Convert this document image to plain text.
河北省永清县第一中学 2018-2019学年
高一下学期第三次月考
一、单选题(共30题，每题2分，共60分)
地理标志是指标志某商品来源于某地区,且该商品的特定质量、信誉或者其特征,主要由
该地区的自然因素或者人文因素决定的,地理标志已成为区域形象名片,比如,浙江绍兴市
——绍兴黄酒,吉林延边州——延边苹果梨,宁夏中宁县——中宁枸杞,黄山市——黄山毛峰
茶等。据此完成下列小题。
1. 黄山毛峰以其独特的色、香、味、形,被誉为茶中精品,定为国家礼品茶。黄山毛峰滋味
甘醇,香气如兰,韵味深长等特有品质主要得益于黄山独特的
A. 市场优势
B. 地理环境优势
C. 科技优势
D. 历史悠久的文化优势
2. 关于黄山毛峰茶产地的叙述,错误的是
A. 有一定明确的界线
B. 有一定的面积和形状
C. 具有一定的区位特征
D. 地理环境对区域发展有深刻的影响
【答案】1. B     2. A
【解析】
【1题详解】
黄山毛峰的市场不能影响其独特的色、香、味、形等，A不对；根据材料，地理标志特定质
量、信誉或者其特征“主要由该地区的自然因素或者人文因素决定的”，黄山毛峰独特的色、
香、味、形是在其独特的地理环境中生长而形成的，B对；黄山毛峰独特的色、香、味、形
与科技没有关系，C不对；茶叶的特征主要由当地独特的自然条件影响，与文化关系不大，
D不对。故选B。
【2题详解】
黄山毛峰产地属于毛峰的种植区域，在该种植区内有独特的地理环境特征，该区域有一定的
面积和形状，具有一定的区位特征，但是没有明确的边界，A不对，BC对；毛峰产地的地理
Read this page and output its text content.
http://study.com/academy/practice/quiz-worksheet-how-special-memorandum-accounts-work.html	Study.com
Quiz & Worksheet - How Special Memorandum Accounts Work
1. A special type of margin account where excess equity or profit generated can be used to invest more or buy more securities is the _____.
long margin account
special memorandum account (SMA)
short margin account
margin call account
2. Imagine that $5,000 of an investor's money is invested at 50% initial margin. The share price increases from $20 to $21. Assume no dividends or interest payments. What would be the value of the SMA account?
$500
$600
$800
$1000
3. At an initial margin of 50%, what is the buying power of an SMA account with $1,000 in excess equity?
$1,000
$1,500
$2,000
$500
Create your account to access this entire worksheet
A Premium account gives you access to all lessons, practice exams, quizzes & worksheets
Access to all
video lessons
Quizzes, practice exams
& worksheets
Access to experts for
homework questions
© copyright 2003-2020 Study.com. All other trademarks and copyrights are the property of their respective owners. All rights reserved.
* * * * *
TASK STATEMENT >>
Type out the whole listing above again, exactly as it stands.

THE COMPLETED TASK >>
Convert this document image to plain text.
河北省永清县第一中学 2018-2019学年
高一下学期第三次月考
一、单选题(共30题，每题2分，共60分)
地理标志是指标志某商品来源于某地区,且该商品的特定质量、信誉或者其特征,主要由
该地区的自然因素或者人文因素决定的,地理标志已成为区域形象名片,比如,浙江绍兴市
——绍兴黄酒,吉林延边州——延边苹果梨,宁夏中宁县——中宁枸杞,黄山市——黄山毛峰
茶等。据此完成下列小题。
1. 黄山毛峰以其独特的色、香、味、形,被誉为茶中精品,定为国家礼品茶。黄山毛峰滋味
甘醇,香气如兰,韵味深长等特有品质主要得益于黄山独特的
A. 市场优势
B. 地理环境优势
C. 科技优势
D. 历史悠久的文化优势
2. 关于黄山毛峰茶产地的叙述,错误的是
A. 有一定明确的界线
B. 有一定的面积和形状
C. 具有一定的区位特征
D. 地理环境对区域发展有深刻的影响
【答案】1. B     2. A
【解析】
【1题详解】
黄山毛峰的市场不能影响其独特的色、香、味、形等，A不对；根据材料，地理标志特定质
量、信誉或者其特征“主要由该地区的自然因素或者人文因素决定的”，黄山毛峰独特的色、
香、味、形是在其独特的地理环境中生长而形成的，B对；黄山毛峰独特的色、香、味、形
与科技没有关系，C不对；茶叶的特征主要由当地独特的自然条件影响，与文化关系不大，
D不对。故选B。
【2题详解】
黄山毛峰产地属于毛峰的种植区域，在该种植区内有独特的地理环境特征，该区域有一定的
面积和形状，具有一定的区位特征，但是没有明确的边界，A不对，BC对；毛峰产地的地理
Read this page and output its text content.
http://study.com/academy/practice/quiz-worksheet-how-special-memorandum-accounts-work.html	Study.com
Quiz & Worksheet - How Special Memorandum Accounts Work
1. A special type of margin account where excess equity or profit generated can be used to invest more or buy more securities is the _____.
long margin account
special memorandum account (SMA)
short margin account
margin call account
2. Imagine that $5,000 of an investor's money is invested at 50% initial margin. The share price increases from $20 to $21. Assume no dividends or interest payments. What would be the value of the SMA account?
$500
$600
$800
$1000
3. At an initial margin of 50%, what is the buying power of an SMA account with $1,000 in excess equity?
$1,000
$1,500
$2,000
$500
Create your account to access this entire worksheet
A Premium account gives you access to all lessons, practice exams, quizzes & worksheets
Access to all
video lessons
Quizzes, practice exams
& worksheets
Access to experts for
homework questions
© copyright 2003-2020 Study.com. All other trademarks and copyrights are the property of their respective owners. All rights reserved.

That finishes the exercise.